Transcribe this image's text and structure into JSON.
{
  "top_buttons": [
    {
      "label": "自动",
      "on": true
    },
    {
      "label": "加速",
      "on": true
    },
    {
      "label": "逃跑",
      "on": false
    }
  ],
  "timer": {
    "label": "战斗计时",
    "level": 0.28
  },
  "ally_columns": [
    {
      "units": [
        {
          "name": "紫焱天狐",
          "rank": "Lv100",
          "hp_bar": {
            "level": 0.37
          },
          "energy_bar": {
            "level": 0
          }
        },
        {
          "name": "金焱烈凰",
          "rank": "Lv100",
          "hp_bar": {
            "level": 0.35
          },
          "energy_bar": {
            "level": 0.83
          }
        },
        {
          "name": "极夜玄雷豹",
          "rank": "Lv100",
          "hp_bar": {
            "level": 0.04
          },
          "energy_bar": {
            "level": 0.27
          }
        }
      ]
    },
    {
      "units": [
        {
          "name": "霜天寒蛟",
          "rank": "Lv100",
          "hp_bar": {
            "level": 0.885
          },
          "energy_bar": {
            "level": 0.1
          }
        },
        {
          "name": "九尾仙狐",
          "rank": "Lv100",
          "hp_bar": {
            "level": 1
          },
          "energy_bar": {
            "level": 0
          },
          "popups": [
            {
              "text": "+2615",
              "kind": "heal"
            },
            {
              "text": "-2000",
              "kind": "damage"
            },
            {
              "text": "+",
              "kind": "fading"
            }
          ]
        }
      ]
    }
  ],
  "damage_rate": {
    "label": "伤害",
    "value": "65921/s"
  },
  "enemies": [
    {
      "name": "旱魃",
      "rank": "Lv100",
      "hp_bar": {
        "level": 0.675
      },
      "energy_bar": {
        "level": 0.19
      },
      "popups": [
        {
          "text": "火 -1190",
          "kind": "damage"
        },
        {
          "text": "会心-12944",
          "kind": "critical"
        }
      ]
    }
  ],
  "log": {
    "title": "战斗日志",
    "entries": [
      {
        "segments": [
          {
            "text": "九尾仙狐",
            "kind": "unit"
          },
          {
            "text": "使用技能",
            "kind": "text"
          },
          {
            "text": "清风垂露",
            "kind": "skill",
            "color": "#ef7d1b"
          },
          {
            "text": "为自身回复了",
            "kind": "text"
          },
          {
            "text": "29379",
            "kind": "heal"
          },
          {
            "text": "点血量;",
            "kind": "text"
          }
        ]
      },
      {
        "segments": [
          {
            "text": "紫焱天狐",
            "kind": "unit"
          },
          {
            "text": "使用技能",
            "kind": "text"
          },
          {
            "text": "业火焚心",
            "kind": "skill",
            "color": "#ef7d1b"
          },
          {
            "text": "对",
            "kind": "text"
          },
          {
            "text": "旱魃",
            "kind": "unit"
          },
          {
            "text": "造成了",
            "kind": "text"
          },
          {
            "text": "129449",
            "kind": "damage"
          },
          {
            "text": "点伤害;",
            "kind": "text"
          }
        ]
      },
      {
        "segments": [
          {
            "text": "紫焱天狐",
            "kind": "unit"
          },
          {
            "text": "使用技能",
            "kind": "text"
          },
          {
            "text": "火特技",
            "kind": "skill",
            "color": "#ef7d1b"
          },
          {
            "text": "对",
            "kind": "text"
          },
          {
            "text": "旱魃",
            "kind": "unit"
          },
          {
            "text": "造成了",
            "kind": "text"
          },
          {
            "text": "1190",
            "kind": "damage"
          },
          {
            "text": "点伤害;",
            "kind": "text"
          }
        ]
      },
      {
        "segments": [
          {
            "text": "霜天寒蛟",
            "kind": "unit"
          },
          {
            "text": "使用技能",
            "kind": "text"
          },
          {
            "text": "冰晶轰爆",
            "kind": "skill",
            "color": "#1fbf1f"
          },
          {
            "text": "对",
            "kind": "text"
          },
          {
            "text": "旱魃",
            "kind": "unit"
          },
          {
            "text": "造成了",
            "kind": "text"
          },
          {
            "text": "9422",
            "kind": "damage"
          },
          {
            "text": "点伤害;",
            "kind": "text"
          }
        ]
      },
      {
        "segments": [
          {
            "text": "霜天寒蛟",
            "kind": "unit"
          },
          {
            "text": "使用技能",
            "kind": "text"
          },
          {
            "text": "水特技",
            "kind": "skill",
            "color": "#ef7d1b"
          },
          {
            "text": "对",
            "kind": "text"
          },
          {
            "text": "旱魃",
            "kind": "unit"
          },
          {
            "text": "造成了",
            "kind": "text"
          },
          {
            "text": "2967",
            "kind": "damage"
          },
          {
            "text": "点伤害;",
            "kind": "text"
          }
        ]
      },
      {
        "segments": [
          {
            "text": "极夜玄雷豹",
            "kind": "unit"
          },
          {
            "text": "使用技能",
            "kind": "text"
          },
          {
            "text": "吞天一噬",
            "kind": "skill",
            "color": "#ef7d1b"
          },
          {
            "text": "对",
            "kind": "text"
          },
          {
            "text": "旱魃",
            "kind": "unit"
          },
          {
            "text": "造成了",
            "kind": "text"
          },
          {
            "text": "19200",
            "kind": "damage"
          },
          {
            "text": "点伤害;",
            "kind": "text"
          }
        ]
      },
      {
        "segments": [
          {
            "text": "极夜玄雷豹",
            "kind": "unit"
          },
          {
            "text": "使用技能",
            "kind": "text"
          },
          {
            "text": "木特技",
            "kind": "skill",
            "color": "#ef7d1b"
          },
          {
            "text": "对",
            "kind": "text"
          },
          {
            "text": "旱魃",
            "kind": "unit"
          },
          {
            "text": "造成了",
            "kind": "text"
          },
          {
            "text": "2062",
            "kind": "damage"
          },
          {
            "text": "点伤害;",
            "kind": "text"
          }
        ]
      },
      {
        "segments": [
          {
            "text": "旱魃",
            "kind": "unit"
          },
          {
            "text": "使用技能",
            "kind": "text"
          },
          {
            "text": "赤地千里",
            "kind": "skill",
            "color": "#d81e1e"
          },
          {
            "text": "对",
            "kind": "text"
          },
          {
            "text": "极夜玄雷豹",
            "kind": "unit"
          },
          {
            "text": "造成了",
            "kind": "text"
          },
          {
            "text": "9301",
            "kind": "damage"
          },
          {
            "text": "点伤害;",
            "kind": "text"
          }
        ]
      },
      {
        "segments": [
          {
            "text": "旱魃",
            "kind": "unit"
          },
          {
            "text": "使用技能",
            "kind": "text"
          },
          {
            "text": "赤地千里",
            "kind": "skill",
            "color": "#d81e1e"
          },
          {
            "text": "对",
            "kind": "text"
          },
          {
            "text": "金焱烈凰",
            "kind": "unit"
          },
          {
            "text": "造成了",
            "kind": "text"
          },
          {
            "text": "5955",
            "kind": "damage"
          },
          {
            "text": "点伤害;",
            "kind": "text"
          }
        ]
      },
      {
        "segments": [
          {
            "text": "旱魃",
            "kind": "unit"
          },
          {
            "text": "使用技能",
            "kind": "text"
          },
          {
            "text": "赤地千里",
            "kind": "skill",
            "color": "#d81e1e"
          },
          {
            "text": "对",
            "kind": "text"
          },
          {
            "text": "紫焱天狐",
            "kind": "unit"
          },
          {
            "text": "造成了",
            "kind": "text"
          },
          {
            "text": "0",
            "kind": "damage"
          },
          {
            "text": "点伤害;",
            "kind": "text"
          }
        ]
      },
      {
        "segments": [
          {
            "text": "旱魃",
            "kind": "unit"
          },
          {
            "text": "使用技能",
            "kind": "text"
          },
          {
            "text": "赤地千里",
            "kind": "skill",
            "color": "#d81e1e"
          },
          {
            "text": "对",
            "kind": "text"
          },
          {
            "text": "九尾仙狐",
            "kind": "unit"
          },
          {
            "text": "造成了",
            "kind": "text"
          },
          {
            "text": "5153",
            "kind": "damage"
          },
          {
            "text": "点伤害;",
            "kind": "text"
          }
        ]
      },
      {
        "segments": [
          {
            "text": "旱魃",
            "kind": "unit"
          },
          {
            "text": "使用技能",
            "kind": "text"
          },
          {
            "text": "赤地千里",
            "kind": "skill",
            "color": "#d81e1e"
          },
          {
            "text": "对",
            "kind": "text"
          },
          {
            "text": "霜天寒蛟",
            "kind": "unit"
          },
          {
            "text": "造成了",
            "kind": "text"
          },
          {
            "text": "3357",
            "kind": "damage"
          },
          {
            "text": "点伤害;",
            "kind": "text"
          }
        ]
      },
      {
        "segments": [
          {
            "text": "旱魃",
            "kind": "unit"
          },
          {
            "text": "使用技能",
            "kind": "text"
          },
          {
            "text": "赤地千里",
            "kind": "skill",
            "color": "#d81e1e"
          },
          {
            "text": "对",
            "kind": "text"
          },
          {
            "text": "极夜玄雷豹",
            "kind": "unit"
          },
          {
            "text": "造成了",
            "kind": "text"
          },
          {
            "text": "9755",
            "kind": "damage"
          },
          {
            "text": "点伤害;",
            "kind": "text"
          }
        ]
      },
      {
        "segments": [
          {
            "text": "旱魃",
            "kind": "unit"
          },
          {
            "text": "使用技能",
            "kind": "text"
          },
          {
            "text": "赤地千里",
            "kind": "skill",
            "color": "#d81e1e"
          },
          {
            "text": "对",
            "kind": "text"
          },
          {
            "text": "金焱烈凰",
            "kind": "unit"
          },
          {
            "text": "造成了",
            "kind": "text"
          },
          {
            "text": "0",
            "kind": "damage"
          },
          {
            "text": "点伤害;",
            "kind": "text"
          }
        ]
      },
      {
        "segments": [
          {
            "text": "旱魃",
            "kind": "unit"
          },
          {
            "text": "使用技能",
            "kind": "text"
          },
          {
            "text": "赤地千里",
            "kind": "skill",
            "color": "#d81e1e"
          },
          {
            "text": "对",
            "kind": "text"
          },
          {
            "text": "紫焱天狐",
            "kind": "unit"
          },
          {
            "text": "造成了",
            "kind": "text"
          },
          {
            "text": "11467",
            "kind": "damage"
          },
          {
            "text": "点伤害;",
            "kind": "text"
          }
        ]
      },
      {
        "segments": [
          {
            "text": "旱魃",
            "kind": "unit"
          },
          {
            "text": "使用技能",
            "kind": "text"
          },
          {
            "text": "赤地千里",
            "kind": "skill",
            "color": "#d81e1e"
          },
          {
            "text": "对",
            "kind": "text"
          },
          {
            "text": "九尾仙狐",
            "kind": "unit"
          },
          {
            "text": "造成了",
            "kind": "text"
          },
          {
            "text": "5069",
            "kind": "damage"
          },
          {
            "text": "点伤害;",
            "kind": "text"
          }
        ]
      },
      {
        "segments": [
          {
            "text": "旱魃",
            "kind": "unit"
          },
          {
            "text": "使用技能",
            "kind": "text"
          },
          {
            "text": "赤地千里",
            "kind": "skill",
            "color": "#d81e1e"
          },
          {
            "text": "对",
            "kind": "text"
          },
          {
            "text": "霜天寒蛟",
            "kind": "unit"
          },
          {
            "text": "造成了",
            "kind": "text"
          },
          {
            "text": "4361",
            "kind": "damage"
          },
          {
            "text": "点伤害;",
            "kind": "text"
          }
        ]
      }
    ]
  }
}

##############################

Provide only the count of lines in the material above that hold the word "name".

6